** Start of Data rows **

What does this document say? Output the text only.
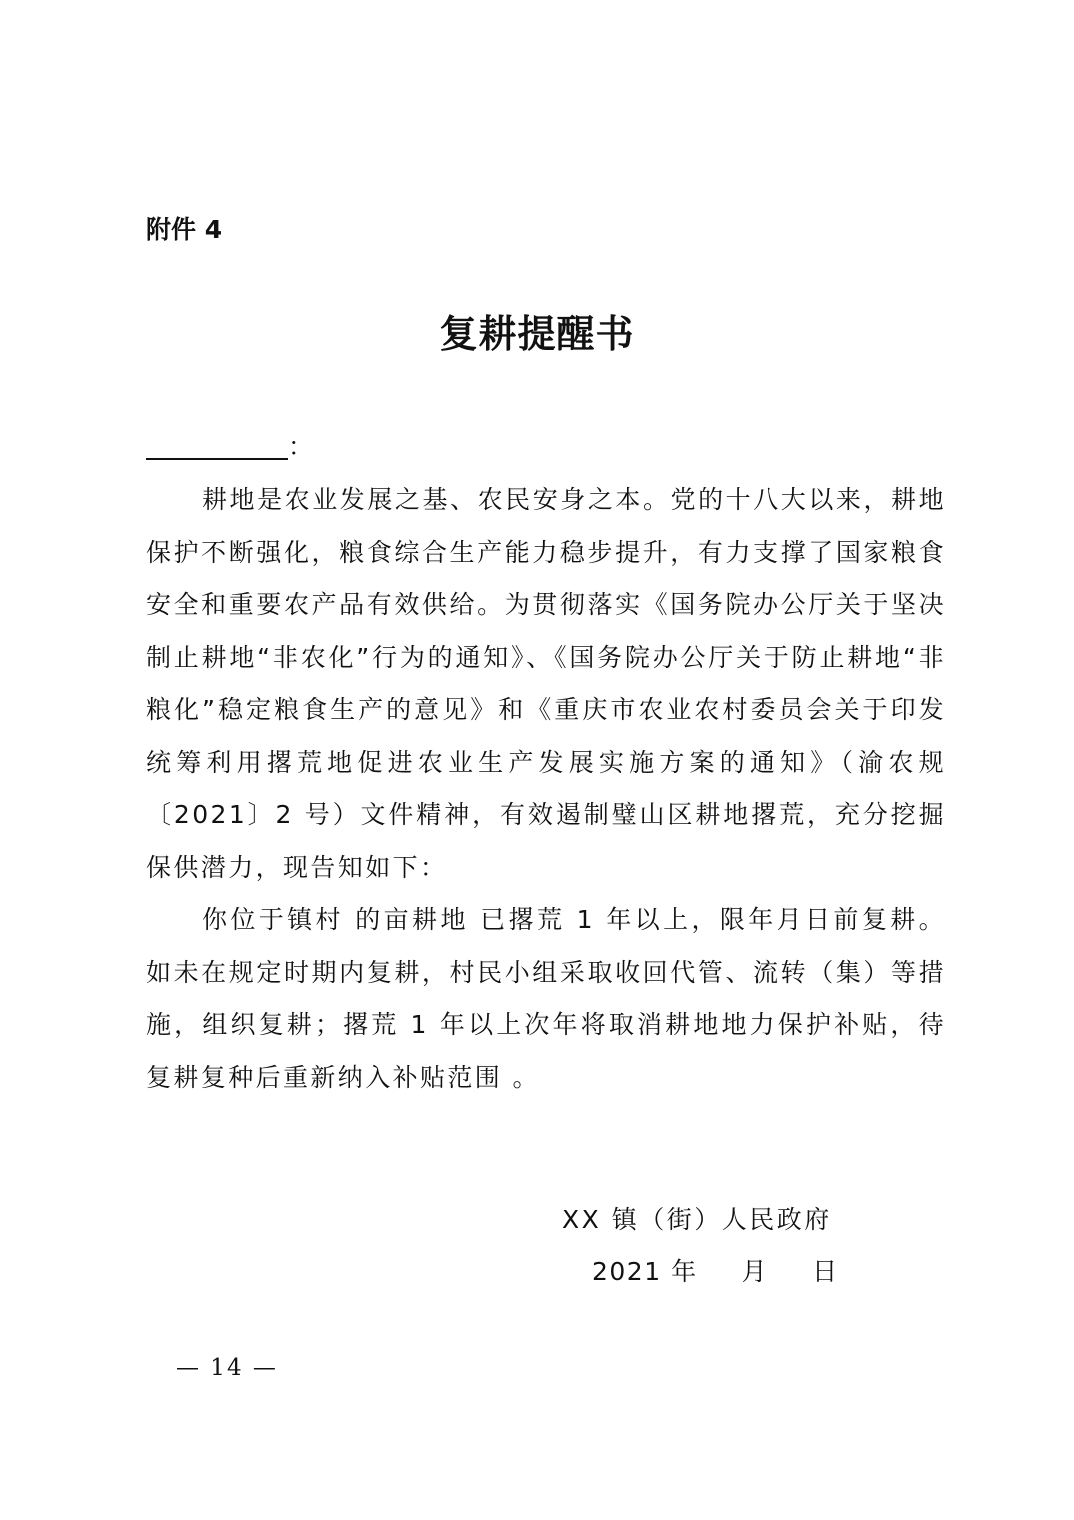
附件 4
复耕提醒书
：

耕地是农业发展之基、农民安身之本。党的十八大以来，耕地保护不断强化，粮食综合生产能力稳步提升，有力支撑了国家粮食安全和重要农产品有效供给。为贯彻落实《国务院办公厅关于坚决制止耕地“非农化”行为的通知》、《国务院办公厅关于防止耕地“非粮化”稳定粮食生产的意见》和《重庆市农业农村委员会关于印发统筹利用撂荒地促进农业生产发展实施方案的通知》（渝农规〔2021〕2 号）文件精神，有效遏制璧山区耕地撂荒，充分挖掘保供潜力，现告知如下：

你位于镇村 的亩耕地 已撂荒 1 年以上，限年月日前复耕。如未在规定时期内复耕，村民小组采取收回代管、流转（集）等措施，组织复耕；撂荒 1 年以上次年将取消耕地地力保护补贴，待复耕复种后重新纳入补贴范围 。

XX 镇（街）人民政府
2021 年 月 日
— 14 —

** End of Data rows **

Exercise: Repeat each entry above word for word, leaving every picture out.

Written reply:
What does this document say? Output the text only.
附件 4
复耕提醒书
：

耕地是农业发展之基、农民安身之本。党的十八大以来，耕地保护不断强化，粮食综合生产能力稳步提升，有力支撑了国家粮食安全和重要农产品有效供给。为贯彻落实《国务院办公厅关于坚决制止耕地“非农化”行为的通知》、《国务院办公厅关于防止耕地“非粮化”稳定粮食生产的意见》和《重庆市农业农村委员会关于印发统筹利用撂荒地促进农业生产发展实施方案的通知》（渝农规〔2021〕2 号）文件精神，有效遏制璧山区耕地撂荒，充分挖掘保供潜力，现告知如下：

你位于镇村 的亩耕地 已撂荒 1 年以上，限年月日前复耕。如未在规定时期内复耕，村民小组采取收回代管、流转（集）等措施，组织复耕；撂荒 1 年以上次年将取消耕地地力保护补贴，待复耕复种后重新纳入补贴范围 。

XX 镇（街）人民政府
2021 年 月 日
— 14 —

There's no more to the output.